Collected data entries:
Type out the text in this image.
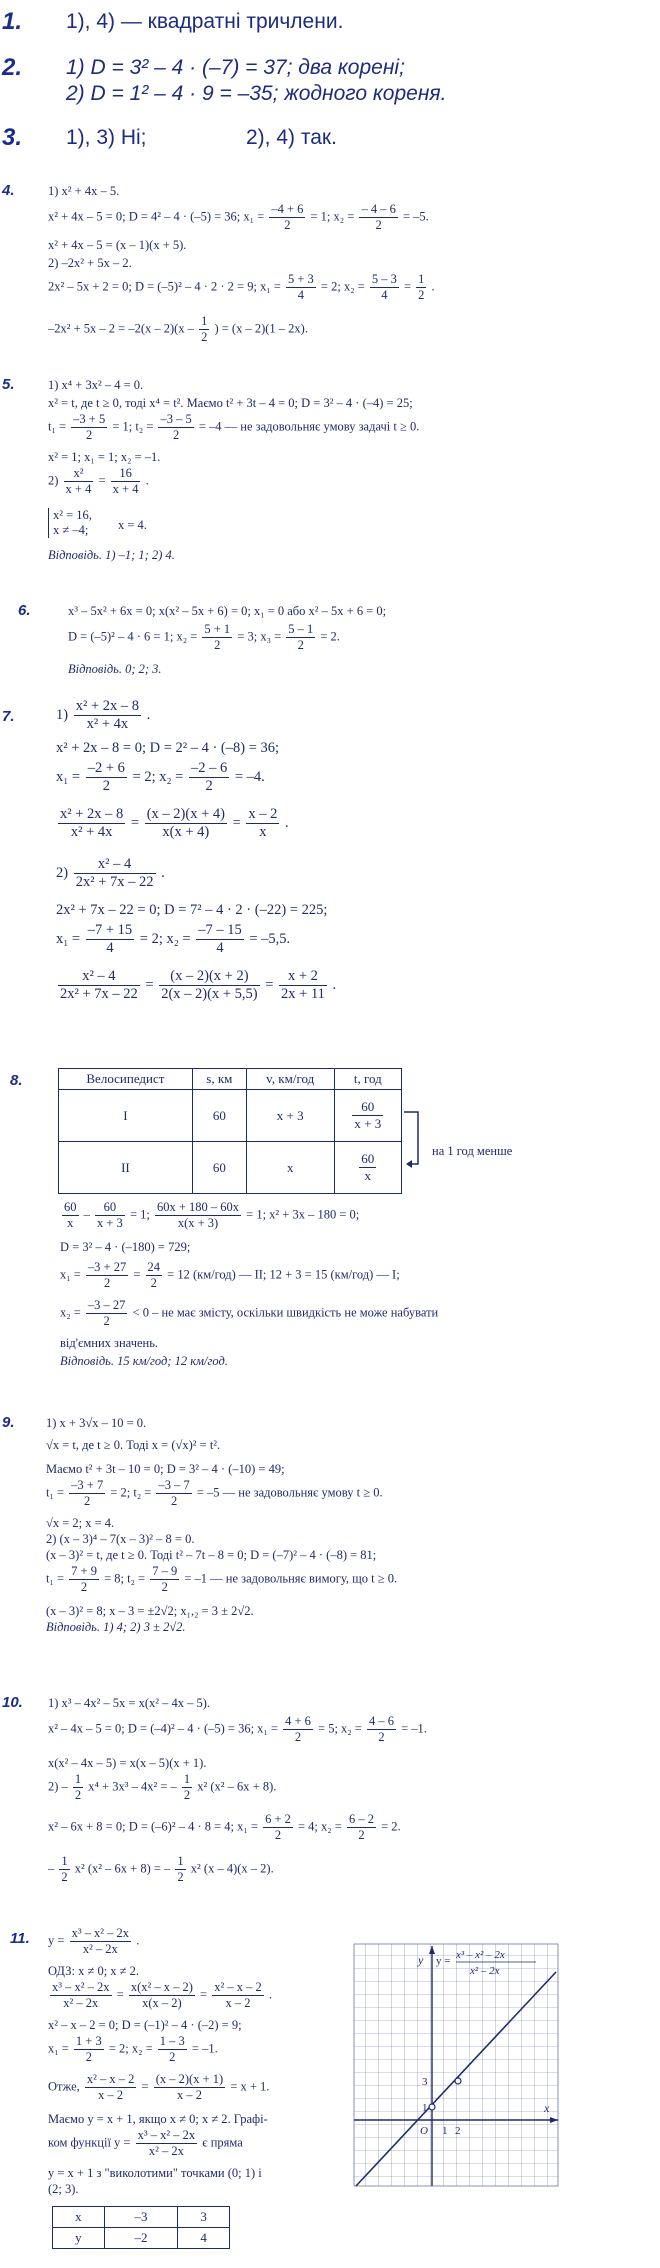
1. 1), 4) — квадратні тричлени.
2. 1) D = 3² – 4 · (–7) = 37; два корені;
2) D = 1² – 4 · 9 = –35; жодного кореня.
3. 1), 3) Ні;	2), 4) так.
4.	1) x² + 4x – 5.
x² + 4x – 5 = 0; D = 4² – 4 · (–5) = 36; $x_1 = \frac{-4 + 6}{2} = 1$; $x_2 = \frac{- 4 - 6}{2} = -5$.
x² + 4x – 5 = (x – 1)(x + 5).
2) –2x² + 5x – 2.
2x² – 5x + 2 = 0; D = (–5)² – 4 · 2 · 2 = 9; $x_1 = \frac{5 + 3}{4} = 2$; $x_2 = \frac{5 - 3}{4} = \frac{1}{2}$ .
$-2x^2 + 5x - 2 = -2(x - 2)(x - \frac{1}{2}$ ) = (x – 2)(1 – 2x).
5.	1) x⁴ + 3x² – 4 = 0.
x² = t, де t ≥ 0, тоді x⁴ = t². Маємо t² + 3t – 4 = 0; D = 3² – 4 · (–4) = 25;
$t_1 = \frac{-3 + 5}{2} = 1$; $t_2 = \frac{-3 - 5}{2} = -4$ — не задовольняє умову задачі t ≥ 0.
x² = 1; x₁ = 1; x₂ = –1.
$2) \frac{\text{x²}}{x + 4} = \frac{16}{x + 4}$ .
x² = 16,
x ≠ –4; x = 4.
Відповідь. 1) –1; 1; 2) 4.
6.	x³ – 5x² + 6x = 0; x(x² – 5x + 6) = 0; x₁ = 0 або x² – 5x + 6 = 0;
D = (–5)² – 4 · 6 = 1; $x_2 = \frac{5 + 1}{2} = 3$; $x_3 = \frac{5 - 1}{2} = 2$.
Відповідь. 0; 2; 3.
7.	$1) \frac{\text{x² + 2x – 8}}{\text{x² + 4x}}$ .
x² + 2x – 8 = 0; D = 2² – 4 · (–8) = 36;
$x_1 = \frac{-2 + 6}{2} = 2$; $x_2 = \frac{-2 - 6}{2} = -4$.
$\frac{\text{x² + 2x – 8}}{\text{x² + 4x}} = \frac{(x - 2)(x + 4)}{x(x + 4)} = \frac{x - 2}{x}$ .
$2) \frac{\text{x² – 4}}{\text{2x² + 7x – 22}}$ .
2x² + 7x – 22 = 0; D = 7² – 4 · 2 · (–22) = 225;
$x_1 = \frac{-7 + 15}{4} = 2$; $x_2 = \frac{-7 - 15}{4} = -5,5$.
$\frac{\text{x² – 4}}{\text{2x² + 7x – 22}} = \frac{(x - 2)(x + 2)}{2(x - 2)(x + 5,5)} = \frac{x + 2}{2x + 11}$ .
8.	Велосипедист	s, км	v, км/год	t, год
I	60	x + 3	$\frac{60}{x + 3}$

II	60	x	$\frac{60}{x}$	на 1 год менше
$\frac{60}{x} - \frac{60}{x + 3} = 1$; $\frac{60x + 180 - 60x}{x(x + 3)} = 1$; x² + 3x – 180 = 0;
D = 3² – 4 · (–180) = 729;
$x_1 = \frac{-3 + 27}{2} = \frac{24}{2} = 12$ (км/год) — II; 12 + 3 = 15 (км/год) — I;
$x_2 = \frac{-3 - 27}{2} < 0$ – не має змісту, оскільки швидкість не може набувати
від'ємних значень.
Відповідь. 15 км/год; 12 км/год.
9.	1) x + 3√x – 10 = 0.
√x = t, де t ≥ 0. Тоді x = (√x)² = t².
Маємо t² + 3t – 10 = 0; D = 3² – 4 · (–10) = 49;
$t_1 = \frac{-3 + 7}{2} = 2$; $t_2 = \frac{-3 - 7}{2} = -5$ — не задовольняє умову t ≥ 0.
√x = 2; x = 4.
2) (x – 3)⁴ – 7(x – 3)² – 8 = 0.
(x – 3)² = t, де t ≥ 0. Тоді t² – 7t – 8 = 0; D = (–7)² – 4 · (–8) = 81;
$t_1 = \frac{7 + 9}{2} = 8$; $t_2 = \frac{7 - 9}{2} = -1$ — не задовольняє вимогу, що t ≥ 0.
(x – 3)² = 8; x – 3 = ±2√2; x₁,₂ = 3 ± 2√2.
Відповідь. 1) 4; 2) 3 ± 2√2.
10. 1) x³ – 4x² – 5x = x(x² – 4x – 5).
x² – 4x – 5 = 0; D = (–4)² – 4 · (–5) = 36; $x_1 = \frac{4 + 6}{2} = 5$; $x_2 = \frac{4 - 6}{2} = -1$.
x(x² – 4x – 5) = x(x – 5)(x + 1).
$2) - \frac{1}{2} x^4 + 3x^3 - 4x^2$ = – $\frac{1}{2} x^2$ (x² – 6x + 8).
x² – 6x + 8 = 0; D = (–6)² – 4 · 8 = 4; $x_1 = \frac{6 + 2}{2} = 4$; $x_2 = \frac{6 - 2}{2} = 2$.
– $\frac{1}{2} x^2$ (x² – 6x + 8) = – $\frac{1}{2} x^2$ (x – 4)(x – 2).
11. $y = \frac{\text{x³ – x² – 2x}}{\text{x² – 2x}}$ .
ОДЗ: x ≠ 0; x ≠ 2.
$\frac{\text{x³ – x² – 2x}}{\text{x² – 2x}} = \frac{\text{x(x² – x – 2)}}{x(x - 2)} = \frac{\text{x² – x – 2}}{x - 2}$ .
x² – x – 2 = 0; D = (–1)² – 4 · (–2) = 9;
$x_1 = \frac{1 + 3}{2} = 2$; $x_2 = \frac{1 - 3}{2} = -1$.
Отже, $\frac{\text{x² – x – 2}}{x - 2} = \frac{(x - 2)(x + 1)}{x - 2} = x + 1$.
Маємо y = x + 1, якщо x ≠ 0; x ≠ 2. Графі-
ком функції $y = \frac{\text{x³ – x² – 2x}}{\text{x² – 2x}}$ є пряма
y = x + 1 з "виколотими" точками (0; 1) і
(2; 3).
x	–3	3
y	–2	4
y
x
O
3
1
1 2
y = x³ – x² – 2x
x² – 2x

**Stated problem**:
Make an exact copy of all the material, but keep the pictures out of it.

**Result for this task**:
Type out the text in this image.
1. 1), 4) — квадратні тричлени.
2. 1) D = 3² – 4 · (–7) = 37; два корені;
2) D = 1² – 4 · 9 = –35; жодного кореня.
3. 1), 3) Ні;	2), 4) так.
4.	1) x² + 4x – 5.
x² + 4x – 5 = 0; D = 4² – 4 · (–5) = 36; $x_1 = \frac{-4 + 6}{2} = 1$; $x_2 = \frac{- 4 - 6}{2} = -5$.
x² + 4x – 5 = (x – 1)(x + 5).
2) –2x² + 5x – 2.
2x² – 5x + 2 = 0; D = (–5)² – 4 · 2 · 2 = 9; $x_1 = \frac{5 + 3}{4} = 2$; $x_2 = \frac{5 - 3}{4} = \frac{1}{2}$ .
$-2x^2 + 5x - 2 = -2(x - 2)(x - \frac{1}{2}$ ) = (x – 2)(1 – 2x).
5.	1) x⁴ + 3x² – 4 = 0.
x² = t, де t ≥ 0, тоді x⁴ = t². Маємо t² + 3t – 4 = 0; D = 3² – 4 · (–4) = 25;
$t_1 = \frac{-3 + 5}{2} = 1$; $t_2 = \frac{-3 - 5}{2} = -4$ — не задовольняє умову задачі t ≥ 0.
x² = 1; x₁ = 1; x₂ = –1.
$2) \frac{\text{x²}}{x + 4} = \frac{16}{x + 4}$ .
x² = 16,
x ≠ –4; x = 4.
Відповідь. 1) –1; 1; 2) 4.
6.	x³ – 5x² + 6x = 0; x(x² – 5x + 6) = 0; x₁ = 0 або x² – 5x + 6 = 0;
D = (–5)² – 4 · 6 = 1; $x_2 = \frac{5 + 1}{2} = 3$; $x_3 = \frac{5 - 1}{2} = 2$.
Відповідь. 0; 2; 3.
7.	$1) \frac{\text{x² + 2x – 8}}{\text{x² + 4x}}$ .
x² + 2x – 8 = 0; D = 2² – 4 · (–8) = 36;
$x_1 = \frac{-2 + 6}{2} = 2$; $x_2 = \frac{-2 - 6}{2} = -4$.
$\frac{\text{x² + 2x – 8}}{\text{x² + 4x}} = \frac{(x - 2)(x + 4)}{x(x + 4)} = \frac{x - 2}{x}$ .
$2) \frac{\text{x² – 4}}{\text{2x² + 7x – 22}}$ .
2x² + 7x – 22 = 0; D = 7² – 4 · 2 · (–22) = 225;
$x_1 = \frac{-7 + 15}{4} = 2$; $x_2 = \frac{-7 - 15}{4} = -5,5$.
$\frac{\text{x² – 4}}{\text{2x² + 7x – 22}} = \frac{(x - 2)(x + 2)}{2(x - 2)(x + 5,5)} = \frac{x + 2}{2x + 11}$ .
8.	Велосипедист	s, км	v, км/год	t, год
I	60	x + 3	$\frac{60}{x + 3}$

II	60	x	$\frac{60}{x}$	на 1 год менше
$\frac{60}{x} - \frac{60}{x + 3} = 1$; $\frac{60x + 180 - 60x}{x(x + 3)} = 1$; x² + 3x – 180 = 0;
D = 3² – 4 · (–180) = 729;
$x_1 = \frac{-3 + 27}{2} = \frac{24}{2} = 12$ (км/год) — II; 12 + 3 = 15 (км/год) — I;
$x_2 = \frac{-3 - 27}{2} < 0$ – не має змісту, оскільки швидкість не може набувати
від'ємних значень.
Відповідь. 15 км/год; 12 км/год.
9.	1) x + 3√x – 10 = 0.
√x = t, де t ≥ 0. Тоді x = (√x)² = t².
Маємо t² + 3t – 10 = 0; D = 3² – 4 · (–10) = 49;
$t_1 = \frac{-3 + 7}{2} = 2$; $t_2 = \frac{-3 - 7}{2} = -5$ — не задовольняє умову t ≥ 0.
√x = 2; x = 4.
2) (x – 3)⁴ – 7(x – 3)² – 8 = 0.
(x – 3)² = t, де t ≥ 0. Тоді t² – 7t – 8 = 0; D = (–7)² – 4 · (–8) = 81;
$t_1 = \frac{7 + 9}{2} = 8$; $t_2 = \frac{7 - 9}{2} = -1$ — не задовольняє вимогу, що t ≥ 0.
(x – 3)² = 8; x – 3 = ±2√2; x₁,₂ = 3 ± 2√2.
Відповідь. 1) 4; 2) 3 ± 2√2.
10. 1) x³ – 4x² – 5x = x(x² – 4x – 5).
x² – 4x – 5 = 0; D = (–4)² – 4 · (–5) = 36; $x_1 = \frac{4 + 6}{2} = 5$; $x_2 = \frac{4 - 6}{2} = -1$.
x(x² – 4x – 5) = x(x – 5)(x + 1).
$2) - \frac{1}{2} x^4 + 3x^3 - 4x^2$ = – $\frac{1}{2} x^2$ (x² – 6x + 8).
x² – 6x + 8 = 0; D = (–6)² – 4 · 8 = 4; $x_1 = \frac{6 + 2}{2} = 4$; $x_2 = \frac{6 - 2}{2} = 2$.
– $\frac{1}{2} x^2$ (x² – 6x + 8) = – $\frac{1}{2} x^2$ (x – 4)(x – 2).
11. $y = \frac{\text{x³ – x² – 2x}}{\text{x² – 2x}}$ .
ОДЗ: x ≠ 0; x ≠ 2.
$\frac{\text{x³ – x² – 2x}}{\text{x² – 2x}} = \frac{\text{x(x² – x – 2)}}{x(x - 2)} = \frac{\text{x² – x – 2}}{x - 2}$ .
x² – x – 2 = 0; D = (–1)² – 4 · (–2) = 9;
$x_1 = \frac{1 + 3}{2} = 2$; $x_2 = \frac{1 - 3}{2} = -1$.
Отже, $\frac{\text{x² – x – 2}}{x - 2} = \frac{(x - 2)(x + 1)}{x - 2} = x + 1$.
Маємо y = x + 1, якщо x ≠ 0; x ≠ 2. Графі-
ком функції $y = \frac{\text{x³ – x² – 2x}}{\text{x² – 2x}}$ є пряма
y = x + 1 з "виколотими" точками (0; 1) і
(2; 3).
x	–3	3
y	–2	4
y
x
O
3
1
1 2
y = x³ – x² – 2x
x² – 2x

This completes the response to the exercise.